━━ RECORDS FOR THIS TASK

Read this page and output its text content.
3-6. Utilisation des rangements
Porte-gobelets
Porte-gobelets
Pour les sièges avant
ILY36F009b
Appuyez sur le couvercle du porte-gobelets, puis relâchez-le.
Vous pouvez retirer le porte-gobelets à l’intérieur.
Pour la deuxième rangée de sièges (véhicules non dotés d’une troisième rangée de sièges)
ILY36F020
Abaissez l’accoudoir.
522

━━━━

# [BRIEF]
Repeat all of the records above exactly as written.

# [SOLUTION TO THE PROBLEM]
Read this page and output its text content.
3-6. Utilisation des rangements
Porte-gobelets
Porte-gobelets
Pour les sièges avant
ILY36F009b
Appuyez sur le couvercle du porte-gobelets, puis relâchez-le.
Vous pouvez retirer le porte-gobelets à l’intérieur.
Pour la deuxième rangée de sièges (véhicules non dotés d’une troisième rangée de sièges)
ILY36F020
Abaissez l’accoudoir.
522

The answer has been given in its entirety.